- **Given exercise**
Where a line of the material contains the string "xlabel", copy that line.

[Dataset entries on figures]
>>

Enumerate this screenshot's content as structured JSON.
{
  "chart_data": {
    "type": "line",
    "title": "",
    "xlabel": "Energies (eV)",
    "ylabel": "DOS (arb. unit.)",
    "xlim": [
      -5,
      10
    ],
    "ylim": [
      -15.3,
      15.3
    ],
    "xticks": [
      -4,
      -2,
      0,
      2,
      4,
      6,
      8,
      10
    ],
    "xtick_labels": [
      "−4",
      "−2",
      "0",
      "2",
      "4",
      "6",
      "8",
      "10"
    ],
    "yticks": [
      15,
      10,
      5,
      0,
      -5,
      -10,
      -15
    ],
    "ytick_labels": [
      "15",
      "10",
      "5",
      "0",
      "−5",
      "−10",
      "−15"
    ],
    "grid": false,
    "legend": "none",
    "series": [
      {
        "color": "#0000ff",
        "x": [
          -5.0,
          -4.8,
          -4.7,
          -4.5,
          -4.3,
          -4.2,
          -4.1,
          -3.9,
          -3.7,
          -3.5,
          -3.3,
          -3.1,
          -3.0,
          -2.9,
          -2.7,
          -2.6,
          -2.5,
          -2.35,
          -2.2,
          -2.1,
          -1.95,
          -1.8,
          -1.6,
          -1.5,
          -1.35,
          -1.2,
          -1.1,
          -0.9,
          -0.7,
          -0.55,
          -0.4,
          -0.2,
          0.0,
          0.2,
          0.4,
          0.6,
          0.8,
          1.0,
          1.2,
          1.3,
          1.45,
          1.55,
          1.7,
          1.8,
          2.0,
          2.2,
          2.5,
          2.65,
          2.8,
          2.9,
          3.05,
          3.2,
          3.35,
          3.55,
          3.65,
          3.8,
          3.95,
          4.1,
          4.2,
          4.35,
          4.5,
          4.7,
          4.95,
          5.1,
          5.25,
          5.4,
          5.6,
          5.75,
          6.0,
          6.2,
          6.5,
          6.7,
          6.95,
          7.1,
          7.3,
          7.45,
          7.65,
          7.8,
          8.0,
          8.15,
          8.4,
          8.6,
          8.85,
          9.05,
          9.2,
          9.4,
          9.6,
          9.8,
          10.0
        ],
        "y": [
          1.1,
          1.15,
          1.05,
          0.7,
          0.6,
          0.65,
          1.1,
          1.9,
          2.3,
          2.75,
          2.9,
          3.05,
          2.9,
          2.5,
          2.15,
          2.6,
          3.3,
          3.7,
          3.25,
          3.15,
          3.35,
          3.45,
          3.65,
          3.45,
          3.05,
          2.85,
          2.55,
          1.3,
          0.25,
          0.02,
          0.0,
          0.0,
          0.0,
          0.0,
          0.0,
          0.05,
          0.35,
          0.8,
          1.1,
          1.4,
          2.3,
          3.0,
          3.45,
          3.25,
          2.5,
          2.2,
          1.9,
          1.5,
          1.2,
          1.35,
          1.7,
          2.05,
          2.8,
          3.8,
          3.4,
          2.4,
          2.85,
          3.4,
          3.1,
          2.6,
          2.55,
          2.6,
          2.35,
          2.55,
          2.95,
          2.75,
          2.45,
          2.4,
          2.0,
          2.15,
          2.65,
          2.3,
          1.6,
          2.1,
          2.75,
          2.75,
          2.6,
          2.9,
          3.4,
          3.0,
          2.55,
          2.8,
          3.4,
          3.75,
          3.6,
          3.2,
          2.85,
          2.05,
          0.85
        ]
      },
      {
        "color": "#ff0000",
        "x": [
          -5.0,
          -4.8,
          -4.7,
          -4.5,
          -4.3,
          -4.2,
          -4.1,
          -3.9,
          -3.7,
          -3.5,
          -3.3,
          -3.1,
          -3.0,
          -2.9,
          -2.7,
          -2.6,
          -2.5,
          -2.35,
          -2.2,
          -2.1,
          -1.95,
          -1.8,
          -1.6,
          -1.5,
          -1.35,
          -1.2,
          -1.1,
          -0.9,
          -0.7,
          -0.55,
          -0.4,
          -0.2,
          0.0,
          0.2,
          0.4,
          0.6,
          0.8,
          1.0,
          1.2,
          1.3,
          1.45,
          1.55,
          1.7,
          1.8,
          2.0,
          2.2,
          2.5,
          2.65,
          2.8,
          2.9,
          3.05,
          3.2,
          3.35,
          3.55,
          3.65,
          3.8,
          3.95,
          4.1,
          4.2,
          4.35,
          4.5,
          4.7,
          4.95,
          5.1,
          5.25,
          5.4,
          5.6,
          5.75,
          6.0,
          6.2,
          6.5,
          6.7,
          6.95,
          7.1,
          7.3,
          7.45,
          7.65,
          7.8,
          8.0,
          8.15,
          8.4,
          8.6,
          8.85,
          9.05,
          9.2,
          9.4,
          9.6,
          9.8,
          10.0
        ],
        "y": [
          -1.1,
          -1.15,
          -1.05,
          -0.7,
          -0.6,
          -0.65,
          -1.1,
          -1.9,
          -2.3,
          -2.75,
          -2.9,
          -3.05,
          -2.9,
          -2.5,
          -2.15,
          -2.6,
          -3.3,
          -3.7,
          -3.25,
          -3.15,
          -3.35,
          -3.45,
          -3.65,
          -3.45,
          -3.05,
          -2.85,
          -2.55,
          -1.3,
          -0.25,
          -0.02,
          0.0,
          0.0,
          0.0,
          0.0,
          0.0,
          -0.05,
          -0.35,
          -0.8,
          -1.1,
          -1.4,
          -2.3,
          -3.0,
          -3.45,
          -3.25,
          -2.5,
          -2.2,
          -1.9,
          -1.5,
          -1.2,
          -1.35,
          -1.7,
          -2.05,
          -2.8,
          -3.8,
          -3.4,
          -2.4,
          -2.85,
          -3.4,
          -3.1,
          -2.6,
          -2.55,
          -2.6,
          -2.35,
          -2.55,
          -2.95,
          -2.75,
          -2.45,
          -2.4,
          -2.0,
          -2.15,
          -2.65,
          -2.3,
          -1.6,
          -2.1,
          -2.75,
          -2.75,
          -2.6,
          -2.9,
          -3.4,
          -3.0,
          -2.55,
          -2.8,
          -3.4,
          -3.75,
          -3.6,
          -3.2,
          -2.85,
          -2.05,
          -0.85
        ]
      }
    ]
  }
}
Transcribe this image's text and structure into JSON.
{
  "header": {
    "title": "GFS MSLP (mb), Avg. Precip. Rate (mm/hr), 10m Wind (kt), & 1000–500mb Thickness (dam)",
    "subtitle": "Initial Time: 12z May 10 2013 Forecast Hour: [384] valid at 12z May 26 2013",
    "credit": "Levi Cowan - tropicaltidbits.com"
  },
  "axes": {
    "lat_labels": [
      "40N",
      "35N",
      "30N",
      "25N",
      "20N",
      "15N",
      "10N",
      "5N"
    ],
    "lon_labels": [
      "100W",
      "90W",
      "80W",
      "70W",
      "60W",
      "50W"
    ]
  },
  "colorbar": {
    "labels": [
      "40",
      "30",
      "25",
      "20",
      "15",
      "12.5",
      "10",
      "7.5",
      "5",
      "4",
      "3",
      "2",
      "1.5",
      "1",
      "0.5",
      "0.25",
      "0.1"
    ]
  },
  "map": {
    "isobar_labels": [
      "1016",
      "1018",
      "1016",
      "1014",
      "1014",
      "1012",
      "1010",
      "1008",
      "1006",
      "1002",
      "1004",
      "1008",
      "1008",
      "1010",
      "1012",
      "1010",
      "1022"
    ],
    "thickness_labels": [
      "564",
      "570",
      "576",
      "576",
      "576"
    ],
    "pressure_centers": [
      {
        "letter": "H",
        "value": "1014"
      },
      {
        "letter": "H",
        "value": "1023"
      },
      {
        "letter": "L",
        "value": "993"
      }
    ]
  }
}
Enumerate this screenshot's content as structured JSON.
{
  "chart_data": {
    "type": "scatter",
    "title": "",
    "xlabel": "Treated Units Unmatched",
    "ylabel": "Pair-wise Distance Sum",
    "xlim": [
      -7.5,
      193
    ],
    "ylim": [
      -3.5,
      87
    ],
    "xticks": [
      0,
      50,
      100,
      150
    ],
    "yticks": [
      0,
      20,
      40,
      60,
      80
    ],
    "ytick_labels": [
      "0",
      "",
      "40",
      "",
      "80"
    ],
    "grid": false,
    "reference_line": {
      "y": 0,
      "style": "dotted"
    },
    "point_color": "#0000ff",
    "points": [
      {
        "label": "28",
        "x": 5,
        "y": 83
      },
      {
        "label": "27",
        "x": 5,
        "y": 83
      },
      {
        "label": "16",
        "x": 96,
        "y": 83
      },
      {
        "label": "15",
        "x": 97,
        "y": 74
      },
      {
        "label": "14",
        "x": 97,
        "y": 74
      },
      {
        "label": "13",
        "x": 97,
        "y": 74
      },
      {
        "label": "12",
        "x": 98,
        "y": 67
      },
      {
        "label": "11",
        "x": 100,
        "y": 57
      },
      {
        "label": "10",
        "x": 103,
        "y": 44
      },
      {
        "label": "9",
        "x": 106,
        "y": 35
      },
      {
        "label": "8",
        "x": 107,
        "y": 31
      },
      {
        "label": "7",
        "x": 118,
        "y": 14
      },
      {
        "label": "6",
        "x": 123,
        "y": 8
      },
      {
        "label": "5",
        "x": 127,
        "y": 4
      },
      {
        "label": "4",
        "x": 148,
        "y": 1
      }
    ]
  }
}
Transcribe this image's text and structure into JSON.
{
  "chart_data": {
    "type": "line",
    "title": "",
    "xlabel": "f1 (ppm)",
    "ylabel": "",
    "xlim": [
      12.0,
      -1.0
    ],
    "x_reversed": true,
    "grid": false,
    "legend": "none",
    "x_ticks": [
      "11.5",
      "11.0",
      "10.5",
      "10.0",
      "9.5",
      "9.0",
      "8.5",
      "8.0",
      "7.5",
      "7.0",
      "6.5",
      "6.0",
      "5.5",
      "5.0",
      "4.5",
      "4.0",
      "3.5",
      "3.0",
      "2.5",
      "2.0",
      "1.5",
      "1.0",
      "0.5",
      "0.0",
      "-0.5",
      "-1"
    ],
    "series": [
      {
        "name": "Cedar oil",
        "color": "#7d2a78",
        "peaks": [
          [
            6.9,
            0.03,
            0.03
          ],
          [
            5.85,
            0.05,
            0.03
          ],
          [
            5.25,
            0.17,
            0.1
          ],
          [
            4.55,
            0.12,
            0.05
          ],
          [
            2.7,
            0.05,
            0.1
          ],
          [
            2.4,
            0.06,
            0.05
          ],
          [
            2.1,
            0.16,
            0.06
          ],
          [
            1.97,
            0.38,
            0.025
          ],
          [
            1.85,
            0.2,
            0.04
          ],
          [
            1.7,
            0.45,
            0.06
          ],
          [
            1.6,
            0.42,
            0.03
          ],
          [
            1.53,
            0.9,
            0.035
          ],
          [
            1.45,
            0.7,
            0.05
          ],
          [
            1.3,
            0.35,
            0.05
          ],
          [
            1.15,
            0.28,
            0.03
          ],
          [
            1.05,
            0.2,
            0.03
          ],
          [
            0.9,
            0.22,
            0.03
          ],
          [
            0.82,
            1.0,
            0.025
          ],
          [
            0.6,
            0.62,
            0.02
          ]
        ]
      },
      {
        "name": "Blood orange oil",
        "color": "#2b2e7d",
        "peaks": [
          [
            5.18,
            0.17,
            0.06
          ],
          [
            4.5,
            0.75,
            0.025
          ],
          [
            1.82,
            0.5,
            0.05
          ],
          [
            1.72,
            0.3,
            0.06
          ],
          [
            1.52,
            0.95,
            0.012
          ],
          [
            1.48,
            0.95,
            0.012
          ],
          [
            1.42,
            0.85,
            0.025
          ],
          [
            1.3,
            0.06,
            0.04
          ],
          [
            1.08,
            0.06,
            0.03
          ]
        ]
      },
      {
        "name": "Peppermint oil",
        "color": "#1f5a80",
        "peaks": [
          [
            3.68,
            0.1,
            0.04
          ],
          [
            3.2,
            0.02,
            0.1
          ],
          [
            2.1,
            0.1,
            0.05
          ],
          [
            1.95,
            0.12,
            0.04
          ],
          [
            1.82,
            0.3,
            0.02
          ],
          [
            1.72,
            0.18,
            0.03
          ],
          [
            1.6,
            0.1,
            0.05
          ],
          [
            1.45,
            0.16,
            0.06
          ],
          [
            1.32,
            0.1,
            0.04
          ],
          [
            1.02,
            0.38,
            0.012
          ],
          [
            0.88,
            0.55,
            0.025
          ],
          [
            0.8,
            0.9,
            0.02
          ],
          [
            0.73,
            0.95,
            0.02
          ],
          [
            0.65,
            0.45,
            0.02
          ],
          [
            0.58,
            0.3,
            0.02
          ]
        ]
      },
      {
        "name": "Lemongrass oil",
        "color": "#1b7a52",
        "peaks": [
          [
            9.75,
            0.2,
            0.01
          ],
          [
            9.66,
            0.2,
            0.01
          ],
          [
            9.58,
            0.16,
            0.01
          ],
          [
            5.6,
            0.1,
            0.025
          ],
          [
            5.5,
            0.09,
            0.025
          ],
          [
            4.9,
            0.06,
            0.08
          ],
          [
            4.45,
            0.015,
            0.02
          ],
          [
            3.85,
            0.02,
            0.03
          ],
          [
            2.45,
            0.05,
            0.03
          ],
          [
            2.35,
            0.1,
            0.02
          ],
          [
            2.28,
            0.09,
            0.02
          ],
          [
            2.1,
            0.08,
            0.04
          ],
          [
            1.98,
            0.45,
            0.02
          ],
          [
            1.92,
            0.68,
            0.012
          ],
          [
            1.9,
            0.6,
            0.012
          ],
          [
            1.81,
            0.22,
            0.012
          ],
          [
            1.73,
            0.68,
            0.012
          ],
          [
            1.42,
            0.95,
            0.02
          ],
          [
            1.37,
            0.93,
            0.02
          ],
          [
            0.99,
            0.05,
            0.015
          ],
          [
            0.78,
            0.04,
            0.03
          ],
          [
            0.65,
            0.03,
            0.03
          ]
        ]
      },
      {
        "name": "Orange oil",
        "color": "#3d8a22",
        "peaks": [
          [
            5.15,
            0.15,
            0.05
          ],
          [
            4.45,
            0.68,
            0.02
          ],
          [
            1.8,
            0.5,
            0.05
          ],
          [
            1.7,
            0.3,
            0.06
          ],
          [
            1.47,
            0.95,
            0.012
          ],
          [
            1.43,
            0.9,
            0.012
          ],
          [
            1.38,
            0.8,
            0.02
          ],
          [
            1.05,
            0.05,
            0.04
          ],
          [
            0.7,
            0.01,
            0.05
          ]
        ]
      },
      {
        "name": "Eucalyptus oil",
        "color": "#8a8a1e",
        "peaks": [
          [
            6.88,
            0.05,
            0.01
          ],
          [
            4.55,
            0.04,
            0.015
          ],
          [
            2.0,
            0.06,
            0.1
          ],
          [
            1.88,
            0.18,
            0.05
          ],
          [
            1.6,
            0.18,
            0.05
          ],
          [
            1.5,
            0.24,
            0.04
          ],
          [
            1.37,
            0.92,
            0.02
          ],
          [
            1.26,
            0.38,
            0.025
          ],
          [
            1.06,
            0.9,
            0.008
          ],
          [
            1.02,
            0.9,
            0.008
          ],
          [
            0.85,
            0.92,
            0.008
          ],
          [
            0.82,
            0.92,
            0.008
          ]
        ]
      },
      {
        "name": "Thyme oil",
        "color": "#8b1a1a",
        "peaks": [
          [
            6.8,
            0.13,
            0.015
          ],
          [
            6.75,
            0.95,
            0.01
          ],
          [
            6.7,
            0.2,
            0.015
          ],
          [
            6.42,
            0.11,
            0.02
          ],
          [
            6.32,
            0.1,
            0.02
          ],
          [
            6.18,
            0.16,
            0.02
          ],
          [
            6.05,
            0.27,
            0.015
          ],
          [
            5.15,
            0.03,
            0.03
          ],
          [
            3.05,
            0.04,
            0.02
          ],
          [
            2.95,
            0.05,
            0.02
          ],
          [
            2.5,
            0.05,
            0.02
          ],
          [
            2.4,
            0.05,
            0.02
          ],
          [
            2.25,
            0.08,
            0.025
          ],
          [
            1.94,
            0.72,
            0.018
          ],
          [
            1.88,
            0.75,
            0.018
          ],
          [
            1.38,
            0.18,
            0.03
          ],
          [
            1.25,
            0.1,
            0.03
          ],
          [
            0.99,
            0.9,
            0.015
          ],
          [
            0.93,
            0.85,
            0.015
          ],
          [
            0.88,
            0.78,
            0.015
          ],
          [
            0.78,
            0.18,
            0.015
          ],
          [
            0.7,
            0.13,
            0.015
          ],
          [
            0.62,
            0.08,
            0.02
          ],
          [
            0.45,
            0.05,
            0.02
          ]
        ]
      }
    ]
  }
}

<<

- **Written response**
    "xlabel": "Energies (eV)",
    "xlabel": "Treated Units Unmatched",
    "xlabel": "f1 (ppm)",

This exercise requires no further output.